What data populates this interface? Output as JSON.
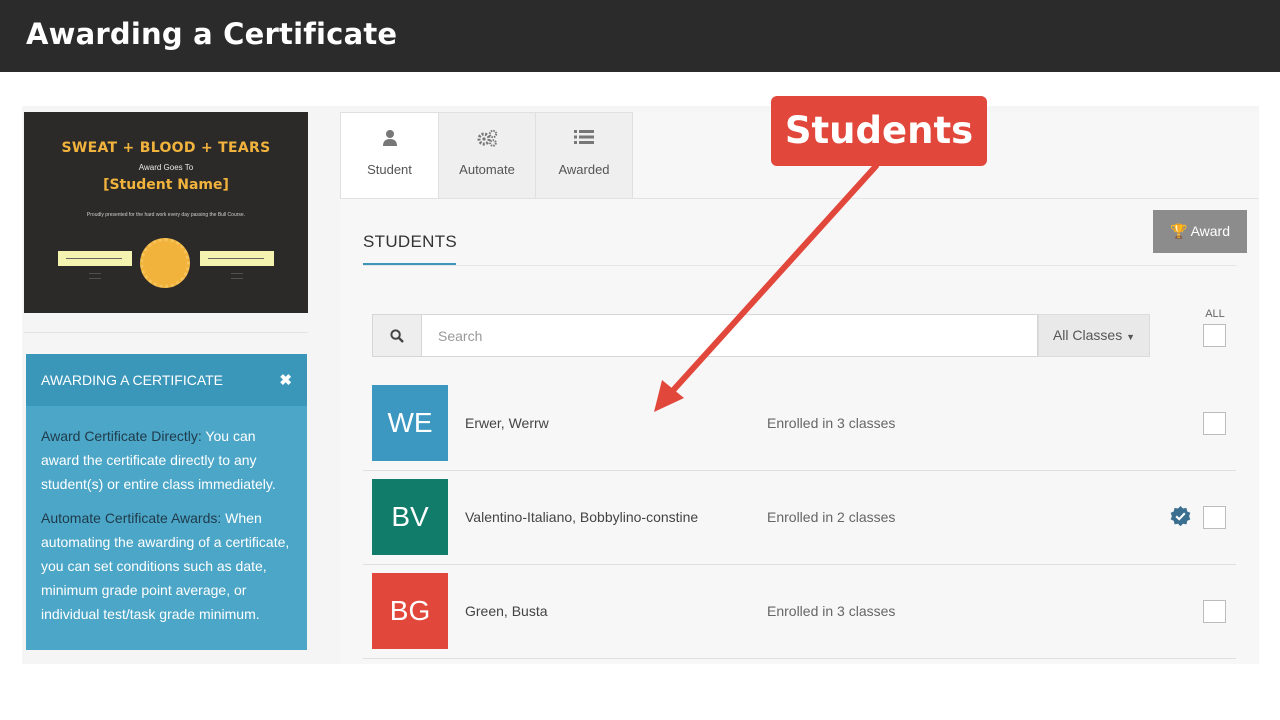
{
  "page": {
    "title": "Awarding a Certificate"
  },
  "certificate": {
    "title": "SWEAT + BLOOD + TEARS",
    "award_goes_to": "Award Goes To",
    "name": "[Student Name]",
    "fine_print": "Proudly presented for the hard work every day passing the Bull Course."
  },
  "help": {
    "heading": "AWARDING A CERTIFICATE",
    "close_glyph": "✖",
    "p1_label": "Award Certificate Directly:",
    "p1_text": " You can award the certificate directly to any student(s) or entire class immediately.",
    "p2_label": "Automate Certificate Awards:",
    "p2_text": " When automating the awarding of a certificate, you can set conditions such as date, minimum grade point average, or individual test/task grade minimum."
  },
  "tabs": [
    {
      "label": "Student",
      "icon": "user-icon",
      "active": true
    },
    {
      "label": "Automate",
      "icon": "gears-icon",
      "active": false
    },
    {
      "label": "Awarded",
      "icon": "list-icon",
      "active": false
    }
  ],
  "students_title": "STUDENTS",
  "award_button": {
    "icon": "trophy-icon",
    "label": "Award"
  },
  "search": {
    "placeholder": "Search",
    "value": ""
  },
  "classes_filter": {
    "label": "All Classes",
    "icon": "caret-down-icon"
  },
  "select_all_label": "ALL",
  "students": [
    {
      "initials": "WE",
      "name": "Erwer, Werrw",
      "enrollment": "Enrolled in 3 classes",
      "color": "#3d98c1",
      "verified": false
    },
    {
      "initials": "BV",
      "name": "Valentino-Italiano, Bobbylino-constine",
      "enrollment": "Enrolled in 2 classes",
      "color": "#127c6b",
      "verified": true
    },
    {
      "initials": "BG",
      "name": "Green, Busta",
      "enrollment": "Enrolled in 3 classes",
      "color": "#e2473b",
      "verified": false
    }
  ],
  "callout": {
    "label": "Students",
    "color": "#e2473b"
  },
  "colors": {
    "accent": "#3b97b9",
    "topbar": "#2b2b2b",
    "help_box": "#4ba6c7"
  }
}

▸ STATED EXERCISE
Transcribe the full listing character for character. Pictures are excluded.

▸ FULL RESPONSE
What data populates this interface? Output as JSON.
{
  "page": {
    "title": "Awarding a Certificate"
  },
  "certificate": {
    "title": "SWEAT + BLOOD + TEARS",
    "award_goes_to": "Award Goes To",
    "name": "[Student Name]",
    "fine_print": "Proudly presented for the hard work every day passing the Bull Course."
  },
  "help": {
    "heading": "AWARDING A CERTIFICATE",
    "close_glyph": "✖",
    "p1_label": "Award Certificate Directly:",
    "p1_text": " You can award the certificate directly to any student(s) or entire class immediately.",
    "p2_label": "Automate Certificate Awards:",
    "p2_text": " When automating the awarding of a certificate, you can set conditions such as date, minimum grade point average, or individual test/task grade minimum."
  },
  "tabs": [
    {
      "label": "Student",
      "icon": "user-icon",
      "active": true
    },
    {
      "label": "Automate",
      "icon": "gears-icon",
      "active": false
    },
    {
      "label": "Awarded",
      "icon": "list-icon",
      "active": false
    }
  ],
  "students_title": "STUDENTS",
  "award_button": {
    "icon": "trophy-icon",
    "label": "Award"
  },
  "search": {
    "placeholder": "Search",
    "value": ""
  },
  "classes_filter": {
    "label": "All Classes",
    "icon": "caret-down-icon"
  },
  "select_all_label": "ALL",
  "students": [
    {
      "initials": "WE",
      "name": "Erwer, Werrw",
      "enrollment": "Enrolled in 3 classes",
      "color": "#3d98c1",
      "verified": false
    },
    {
      "initials": "BV",
      "name": "Valentino-Italiano, Bobbylino-constine",
      "enrollment": "Enrolled in 2 classes",
      "color": "#127c6b",
      "verified": true
    },
    {
      "initials": "BG",
      "name": "Green, Busta",
      "enrollment": "Enrolled in 3 classes",
      "color": "#e2473b",
      "verified": false
    }
  ],
  "callout": {
    "label": "Students",
    "color": "#e2473b"
  },
  "colors": {
    "accent": "#3b97b9",
    "topbar": "#2b2b2b",
    "help_box": "#4ba6c7"
  }
}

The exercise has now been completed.